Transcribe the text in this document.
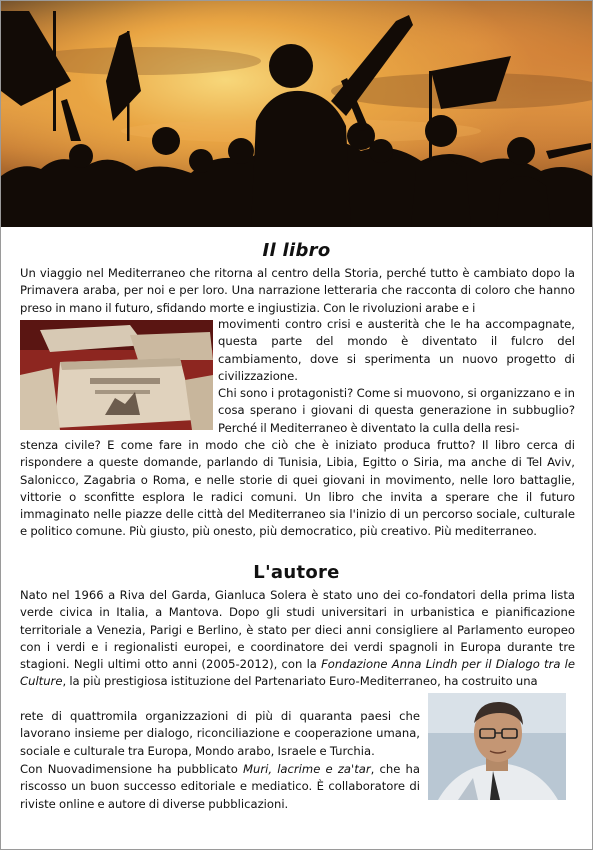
Il libro

Un viaggio nel Mediterraneo che ritorna al centro della Storia, perché tutto è cambiato dopo la Primavera araba, per noi e per loro. Una narrazione letteraria che racconta di coloro che hanno preso in mano il futuro, sfidando morte e ingiustizia. Con le rivoluzioni arabe e i

movimenti contro crisi e austerità che le ha accompagnate, questa parte del mondo è diventato il fulcro del cambiamento, dove si sperimenta un nuovo progetto di civilizzazione.

Chi sono i protagonisti? Come si muovono, si organizzano e in cosa sperano i giovani di questa generazione in subbuglio? Perché il Mediterraneo è diventato la culla della resi-

stenza civile? E come fare in modo che ciò che è iniziato produca frutto? Il libro cerca di rispondere a queste domande, parlando di Tunisia, Libia, Egitto o Siria, ma anche di Tel Aviv, Salonicco, Zagabria o Roma, e nelle storie di quei giovani in movimento, nelle loro battaglie, vittorie o sconfitte esplora le radici comuni. Un libro che invita a sperare che il futuro immaginato nelle piazze delle città del Mediterraneo sia l'inizio di un percorso sociale, culturale e politico comune. Più giusto, più onesto, più democratico, più creativo. Più mediterraneo.

L'autore

Nato nel 1966 a Riva del Garda, Gianluca Solera è stato uno dei co-fondatori della prima lista verde civica in Italia, a Mantova. Dopo gli studi universitari in urbanistica e pianificazione territoriale a Venezia, Parigi e Berlino, è stato per dieci anni consigliere al Parlamento europeo con i verdi e i regionalisti europei, e coordinatore dei verdi spagnoli in Europa durante tre stagioni. Negli ultimi otto anni (2005-2012), con la Fondazione Anna Lindh per il Dialogo tra le Culture, la più prestigiosa istituzione del Partenariato Euro-Mediterraneo, ha costruito una

rete di quattromila organizzazioni di più di quaranta paesi che lavorano insieme per dialogo, riconciliazione e cooperazione umana, sociale e culturale tra Europa, Mondo arabo, Israele e Turchia.

Con Nuovadimensione ha pubblicato Muri, lacrime e za'tar, che ha riscosso un buon successo editoriale e mediatico. È collaboratore di riviste online e autore di diverse pubblicazioni.
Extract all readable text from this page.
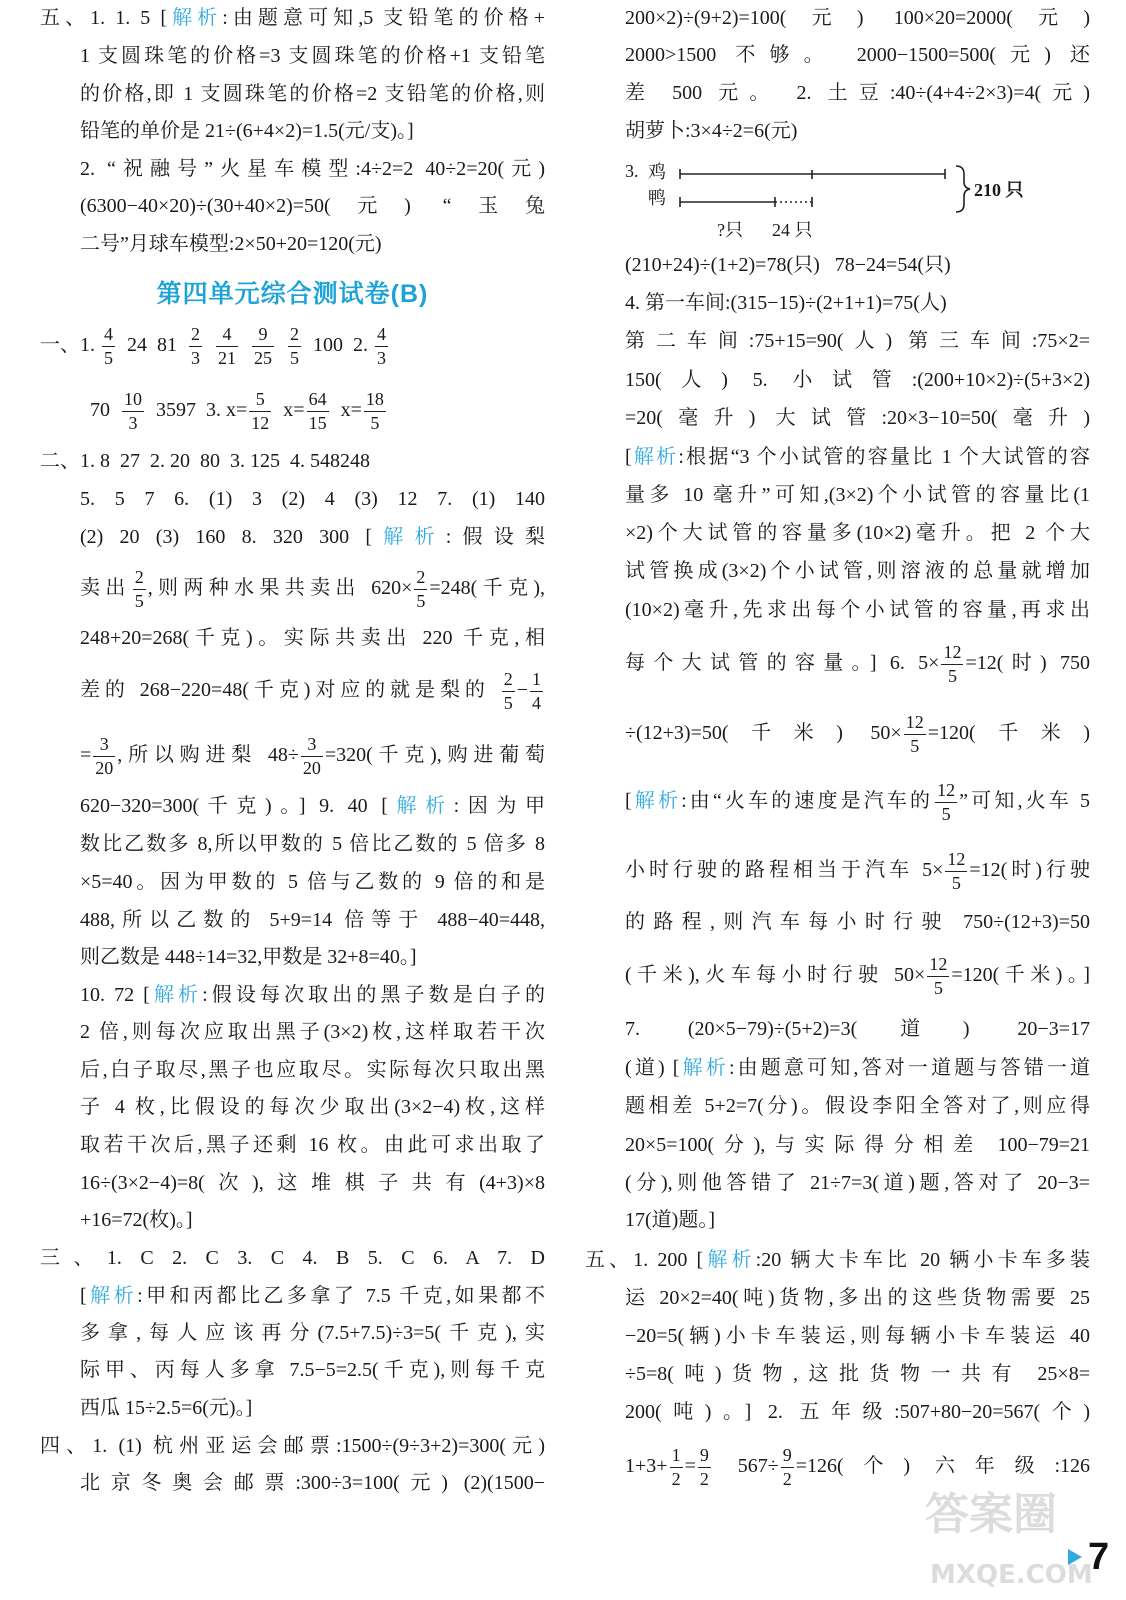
五、1. 1. 5 [解析:由题意可知,5 支铅笔的价格+
1 支圆珠笔的价格=3 支圆珠笔的价格+1 支铅笔
的价格,即 1 支圆珠笔的价格=2 支铅笔的价格,则
铅笔的单价是 21÷(6+4×2)=1.5(元/支)。]
2. “祝融号”火星车模型:4÷2=2 40÷2=20(元)
(6300−40×20)÷(30+40×2)=50(元) “玉兔
二号”月球车模型:2×50+20=120(元)
一、1. $\frac{4}{5} 24$  $81 \frac{2}{3}$
$\frac{4}{21}$
$\frac{9}{25}$
$\frac{2}{5} 100$  2. $\frac{4}{3}$
$70 \frac{10}{3} 3597$  3. $x= \frac{5}{12} x= \frac{64}{15} x= \frac{18}{5}$
二、1. 8  27  2. 20  80  3. 125  4. 548248
5. 5 7 6. (1) 3 (2) 4 (3) 12 7. (1) 140
(2) 20 (3) 160 8. 320 300 [解析:假设梨
卖出 $\frac{2}{5}$ ,则两种水果共卖出 $620\times \frac{2}{5} =248$(千克),
248+20=268(千克)。实际共卖出 220 千克,相
差的 268−220=48(千克)对应的就是梨的 $\frac{2}{5} - \frac{1}{4}$
= $\frac{3}{20}$ ,所以购进梨 $48\div \frac{3}{20} =320$(千克),购进葡萄
620−320=300(千克)。] 9. 40 [解析:因为甲
数比乙数多 8,所以甲数的 5 倍比乙数的 5 倍多 8
×5=40。因为甲数的 5 倍与乙数的 9 倍的和是
488,所以乙数的 5+9=14 倍等于 488−40=448,
则乙数是 448÷14=32,甲数是 32+8=40。]
10. 72 [解析:假设每次取出的黑子数是白子的
2 倍,则每次应取出黑子(3×2)枚,这样取若干次
后,白子取尽,黑子也应取尽。实际每次只取出黑
子 4 枚,比假设的每次少取出(3×2−4)枚,这样
取若干次后,黑子还剩 16 枚。由此可求出取了
16÷(3×2−4)=8(次),这堆棋子共有(4+3)×8
+16=72(枚)。]
三、1. C 2. C 3. C 4. B 5. C 6. A 7. D
[解析:甲和丙都比乙多拿了 7.5 千克,如果都不
多拿,每人应该再分(7.5+7.5)÷3=5(千克),实
际甲、丙每人多拿 7.5−5=2.5(千克),则每千克
西瓜 15÷2.5=6(元)。]
四、1. (1) 杭州亚运会邮票:1500÷(9÷3+2)=300(元)
北京冬奥会邮票:300÷3=100(元) (2)(1500−
第四单元综合测试卷(B)
200×2)÷(9+2)=100(元) 100×20=2000(元)
2000>1500 不够。 2000−1500=500(元) 还
差 500 元。 2. 土豆:40÷(4+4÷2×3)=4(元)
胡萝卜:3×4÷2=6(元)
(210+24)÷(1+2)=78(只)   78−24=54(只)
4. 第一车间:(315−15)÷(2+1+1)=75(人)
第二车间:75+15=90(人) 第三车间:75×2=
150(人) 5. 小试管:(200+10×2)÷(5+3×2)
=20(毫升) 大试管:20×3−10=50(毫升)
[解析:根据“3 个小试管的容量比 1 个大试管的容
量多 10 毫升”可知,(3×2)个小试管的容量比(1
×2)个大试管的容量多(10×2)毫升。把 2 个大
试管换成(3×2)个小试管,则溶液的总量就增加
(10×2)毫升,先求出每个小试管的容量,再求出
每个大试管的容量。] 6. $5\times \frac{12}{5} =12$(时) 750
÷(12+3)=50(千米) $50\times \frac{12}{5} =120$(千米)
[解析:由“火车的速度是汽车的 $\frac{12}{5}$ ”可知,火车 5
小时行驶的路程相当于汽车 $5\times \frac{12}{5} =12$(时)行驶
的路程,则汽车每小时行驶 750÷(12+3)=50
(千米),火车每小时行驶 $50\times \frac{12}{5} =120$(千米)。]
7. (20×5−79)÷(5+2)=3(道) 20−3=17
(道) [解析:由题意可知,答对一道题与答错一道
题相差 5+2=7(分)。假设李阳全答对了,则应得
20×5=100(分),与实际得分相差 100−79=21
(分),则他答错了 21÷7=3(道)题,答对了 20−3=
17(道)题。]
五、1. 200 [解析:20 辆大卡车比 20 辆小卡车多装
运 20×2=40(吨)货物,多出的这些货物需要 25
−20=5(辆)小卡车装运,则每辆小卡车装运 40
÷5=8(吨)货物,这批货物一共有 25×8=
200(吨)。] 2. 五年级:507+80−20=567(个)
$1+3+ \frac{1}{2} = \frac{9}{2} 567\div \frac{9}{2} =126$(个) 六年级:126
3. 鸡
鸭
?只 24 只
210 只
答案圈
MXQE.COM
7
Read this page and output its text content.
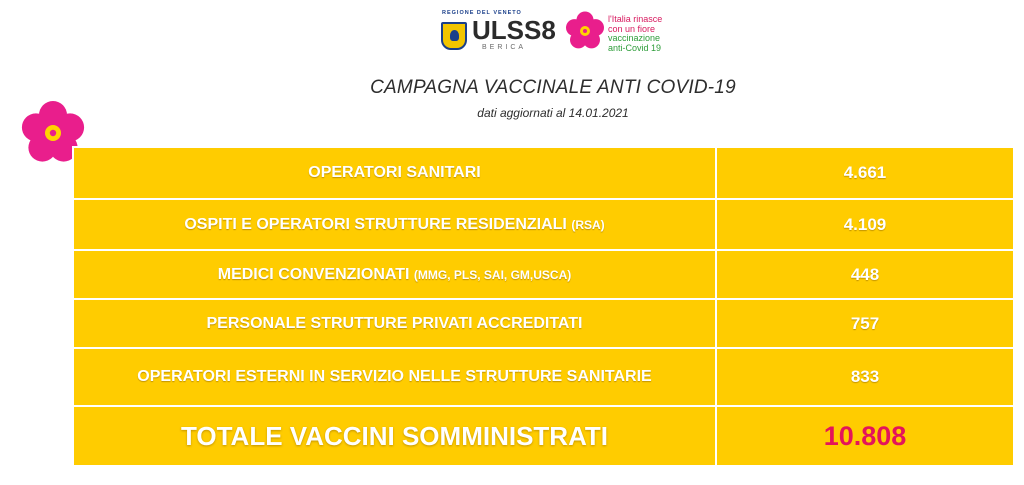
REGIONE DEL VENETO
ULSS8
BERICA
l'Italia rinasce
con un fiore
vaccinazione
anti-Covid 19
CAMPAGNA VACCINALE ANTI COVID-19
dati aggiornati al 14.01.2021
OPERATORI SANITARI	4.661
OSPITI E OPERATORI STRUTTURE RESIDENZIALI (RSA)	4.109
MEDICI CONVENZIONATI (MMG, PLS, SAI, GM,USCA)	448
PERSONALE STRUTTURE PRIVATI ACCREDITATI	757
OPERATORI ESTERNI IN SERVIZIO NELLE STRUTTURE SANITARIE	833
TOTALE VACCINI SOMMINISTRATI	10.808
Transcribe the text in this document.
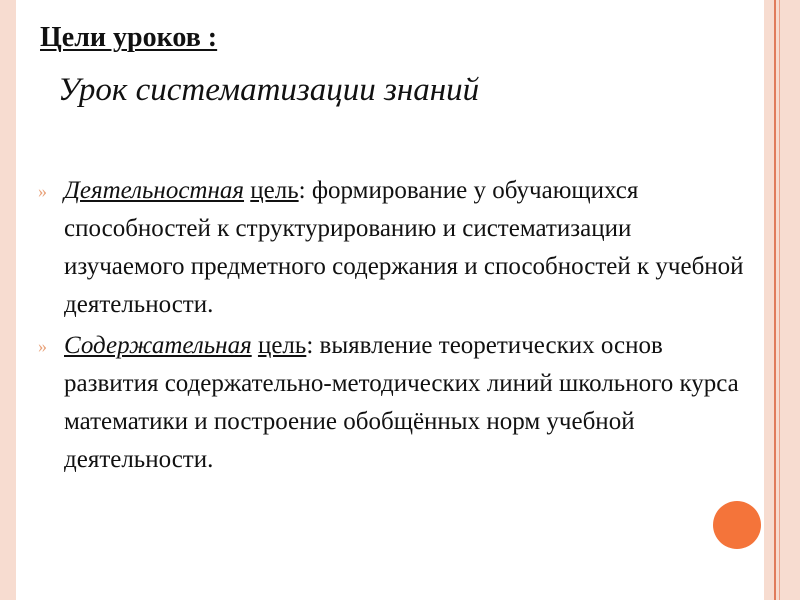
Цели уроков :
Урок систематизации знаний
» Деятельностная цель: формирование у обучающихся способностей к структурированию и систематизации изучаемого предметного содержания и способностей к учебной деятельности.
» Содержательная цель: выявление теоретических основ развития содержательно-методических линий школьного курса математики и построение обобщённых норм учебной деятельности.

+++

● Written exercise: Search the records for the word "由题意可知". Copy every line that has it.

● Problem solution:
五、1. 1. 5 [解析:由题意可知,5 支铅笔的价格+
(道) [解析:由题意可知,答对一道题与答错一道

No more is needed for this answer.